# Task to carry out
All of the data should be output character for character, except the pictures.
====== Task inputs
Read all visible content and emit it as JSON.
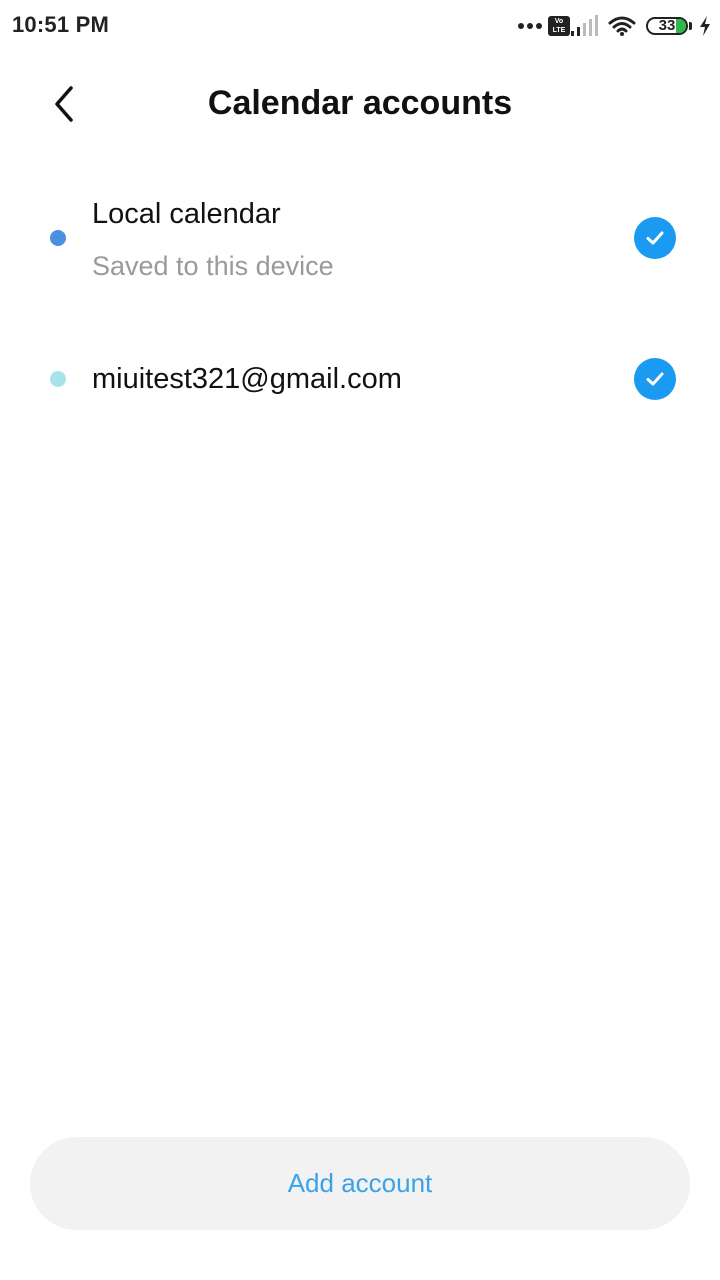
{
  "status_bar": {
    "time": "10:51 PM",
    "volte_top": "Vo",
    "volte_bottom": "LTE",
    "battery_level": "33",
    "icons": [
      "more-dots-icon",
      "volte-icon",
      "signal-icon",
      "wifi-icon",
      "battery-icon",
      "charging-bolt-icon"
    ]
  },
  "header": {
    "title": "Calendar accounts",
    "back_icon": "chevron-left-icon"
  },
  "accounts": [
    {
      "name": "Local calendar",
      "subtitle": "Saved to this device",
      "dot_color": "#4a90e2",
      "checked": true
    },
    {
      "name": "miuitest321@gmail.com",
      "subtitle": "",
      "dot_color": "#a8e2ea",
      "checked": true
    }
  ],
  "footer": {
    "add_account_label": "Add account"
  },
  "colors": {
    "accent": "#1a9af0",
    "link_text": "#3aa3e8",
    "button_bg": "#f2f2f2"
  }
}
============
# Task output
Read all visible content and emit it as JSON.
{
  "status_bar": {
    "time": "10:51 PM",
    "volte_top": "Vo",
    "volte_bottom": "LTE",
    "battery_level": "33",
    "icons": [
      "more-dots-icon",
      "volte-icon",
      "signal-icon",
      "wifi-icon",
      "battery-icon",
      "charging-bolt-icon"
    ]
  },
  "header": {
    "title": "Calendar accounts",
    "back_icon": "chevron-left-icon"
  },
  "accounts": [
    {
      "name": "Local calendar",
      "subtitle": "Saved to this device",
      "dot_color": "#4a90e2",
      "checked": true
    },
    {
      "name": "miuitest321@gmail.com",
      "subtitle": "",
      "dot_color": "#a8e2ea",
      "checked": true
    }
  ],
  "footer": {
    "add_account_label": "Add account"
  },
  "colors": {
    "accent": "#1a9af0",
    "link_text": "#3aa3e8",
    "button_bg": "#f2f2f2"
  }
}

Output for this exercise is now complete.